TASK TO COMPLETE
List all lines of the data containing the word "period".

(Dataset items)

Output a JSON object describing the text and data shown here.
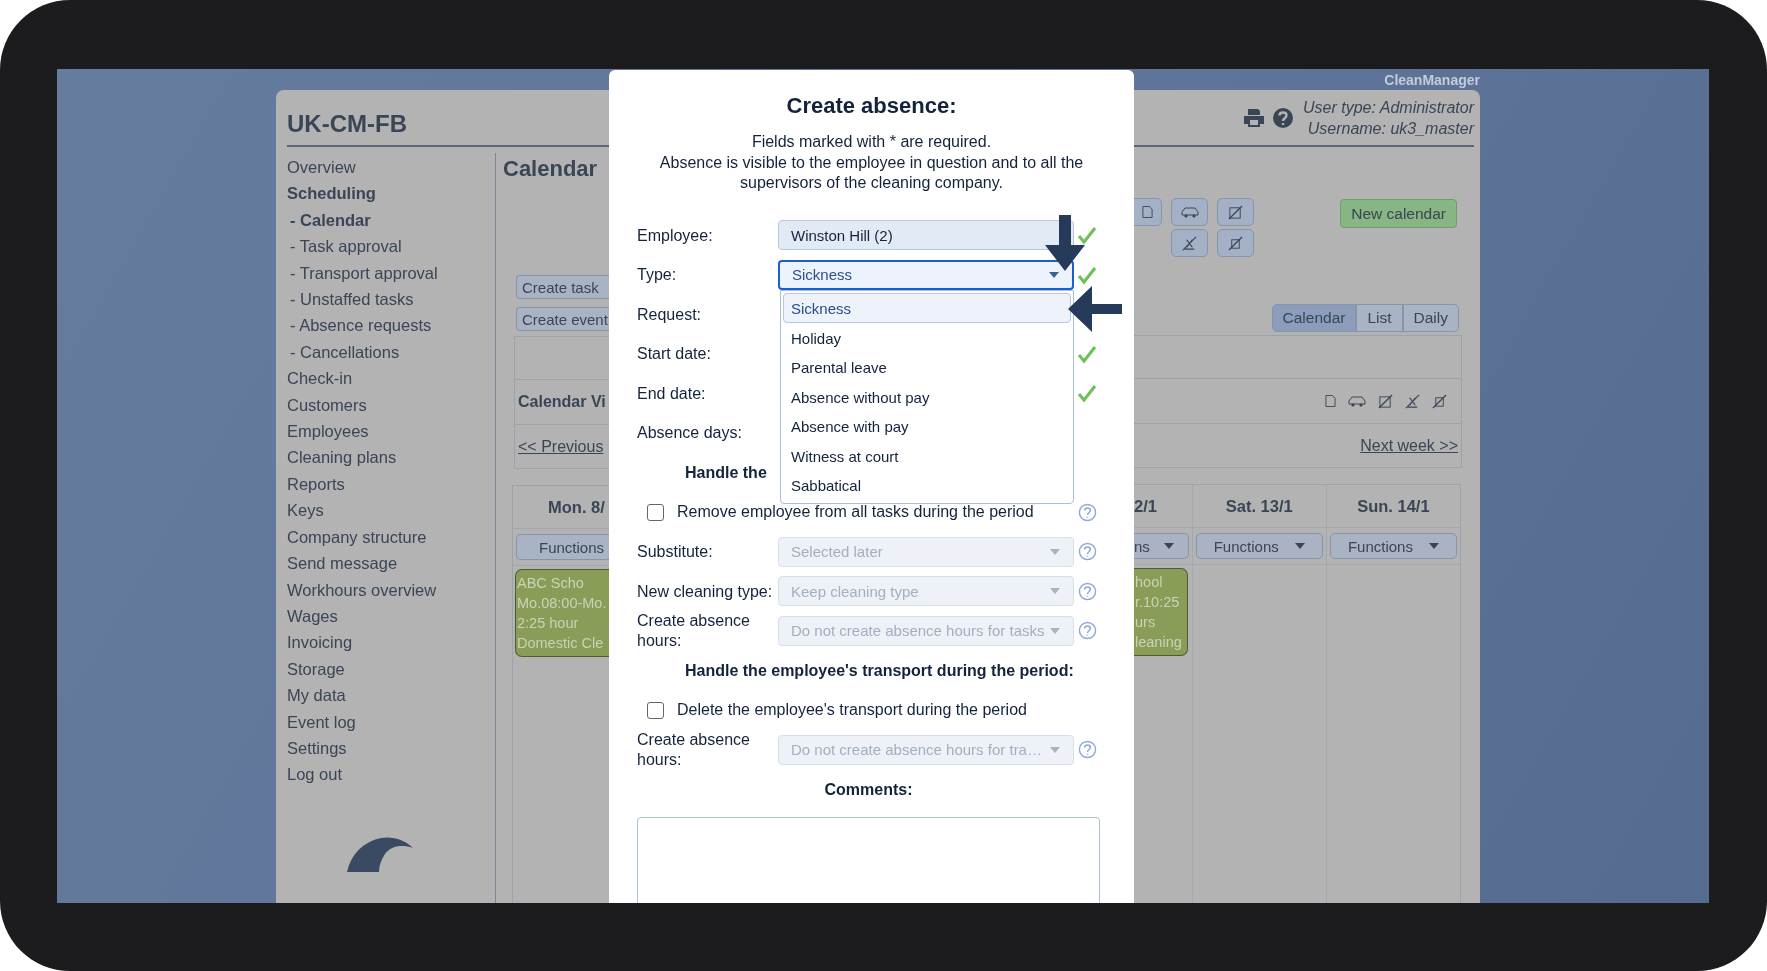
{
  "app_name": "CleanManager",
  "header": {
    "title": "UK-CM-FB",
    "user_type": "User type: Administrator",
    "username": "Username: uk3_master"
  },
  "sidebar": {
    "items": [
      {
        "label": "Overview",
        "selected": false
      },
      {
        "label": "Scheduling",
        "selected": true,
        "children": [
          {
            "label": "- Calendar",
            "selected": true
          },
          {
            "label": "- Task approval",
            "selected": false
          },
          {
            "label": "- Transport approval",
            "selected": false
          },
          {
            "label": "- Unstaffed tasks",
            "selected": false
          },
          {
            "label": "- Absence requests",
            "selected": false
          },
          {
            "label": "- Cancellations",
            "selected": false
          }
        ]
      },
      {
        "label": "Check-in",
        "selected": false
      },
      {
        "label": "Customers",
        "selected": false
      },
      {
        "label": "Employees",
        "selected": false
      },
      {
        "label": "Cleaning plans",
        "selected": false
      },
      {
        "label": "Reports",
        "selected": false
      },
      {
        "label": "Keys",
        "selected": false
      },
      {
        "label": "Company structure",
        "selected": false
      },
      {
        "label": "Send message",
        "selected": false
      },
      {
        "label": "Workhours overview",
        "selected": false
      },
      {
        "label": "Wages",
        "selected": false
      },
      {
        "label": "Invoicing",
        "selected": false
      },
      {
        "label": "Storage",
        "selected": false
      },
      {
        "label": "My data",
        "selected": false
      },
      {
        "label": "Event log",
        "selected": false
      },
      {
        "label": "Settings",
        "selected": false
      },
      {
        "label": "Log out",
        "selected": false
      }
    ]
  },
  "calendar": {
    "title": "Calendar",
    "create_buttons": [
      "Create task",
      "Create event"
    ],
    "new_calendar": "New calendar",
    "view_tabs": [
      {
        "label": "Calendar",
        "selected": true
      },
      {
        "label": "List",
        "selected": false
      },
      {
        "label": "Daily",
        "selected": false
      }
    ],
    "view_title": "Calendar Vi",
    "previous": "<< Previous",
    "next": "Next week >>",
    "days": [
      {
        "heading": "Mon. 8/",
        "functions": "Functions",
        "event": [
          "ABC Scho",
          "Mo.08:00-Mo.",
          "2:25 hour",
          "Domestic Cle"
        ]
      },
      {
        "heading": "2/1",
        "functions": "ns",
        "event": [
          "hool",
          "r.10:25",
          "urs",
          "leaning"
        ]
      },
      {
        "heading": "Sat. 13/1",
        "functions": "Functions"
      },
      {
        "heading": "Sun. 14/1",
        "functions": "Functions"
      }
    ]
  },
  "dialog": {
    "title": "Create absence:",
    "notes": [
      "Fields marked with * are required.",
      "Absence is visible to the employee in question and to all the supervisors of the cleaning company."
    ],
    "rows": [
      {
        "kind": "select",
        "label": "Employee:",
        "value": "Winston Hill (2)",
        "valid": true,
        "disabled": false
      },
      {
        "kind": "select",
        "label": "Type:",
        "value": "Sickness",
        "valid": true,
        "disabled": false,
        "focused": true,
        "options": [
          {
            "label": "Sickness",
            "selected": true
          },
          {
            "label": "Holiday",
            "selected": false
          },
          {
            "label": "Parental leave",
            "selected": false
          },
          {
            "label": "Absence without pay",
            "selected": false
          },
          {
            "label": "Absence with pay",
            "selected": false
          },
          {
            "label": "Witness at court",
            "selected": false
          },
          {
            "label": "Sabbatical",
            "selected": false
          }
        ]
      },
      {
        "kind": "covered",
        "label": "Request:"
      },
      {
        "kind": "covered",
        "label": "Start date:",
        "valid": true
      },
      {
        "kind": "covered",
        "label": "End date:",
        "valid": true
      },
      {
        "kind": "covered",
        "label": "Absence days:",
        "valid": false
      },
      {
        "kind": "section",
        "text": "Handle the"
      },
      {
        "kind": "checkbox",
        "label": "Remove employee from all tasks during the period",
        "checked": false,
        "help": true
      },
      {
        "kind": "select",
        "label": "Substitute:",
        "value": "Selected later",
        "disabled": true,
        "help": true
      },
      {
        "kind": "select",
        "label": "New cleaning type:",
        "value": "Keep cleaning type",
        "disabled": true,
        "help": true
      },
      {
        "kind": "select",
        "label": "Create absence hours:",
        "value": "Do not create absence hours for tasks",
        "disabled": true,
        "help": true
      },
      {
        "kind": "section",
        "text": "Handle the employee's transport during the period:"
      },
      {
        "kind": "checkbox",
        "label": "Delete the employee's transport during the period",
        "checked": false,
        "help": false
      },
      {
        "kind": "select",
        "label": "Create absence hours:",
        "value": "Do not create absence hours for tra…",
        "disabled": true,
        "help": true
      },
      {
        "kind": "caption",
        "text": "Comments:"
      },
      {
        "kind": "textarea"
      }
    ]
  }
}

EXERCISE OUTPUT
        "label": "Remove employee from all tasks during the period",
        "text": "Handle the employee's transport during the period:"
        "label": "Delete the employee's transport during the period",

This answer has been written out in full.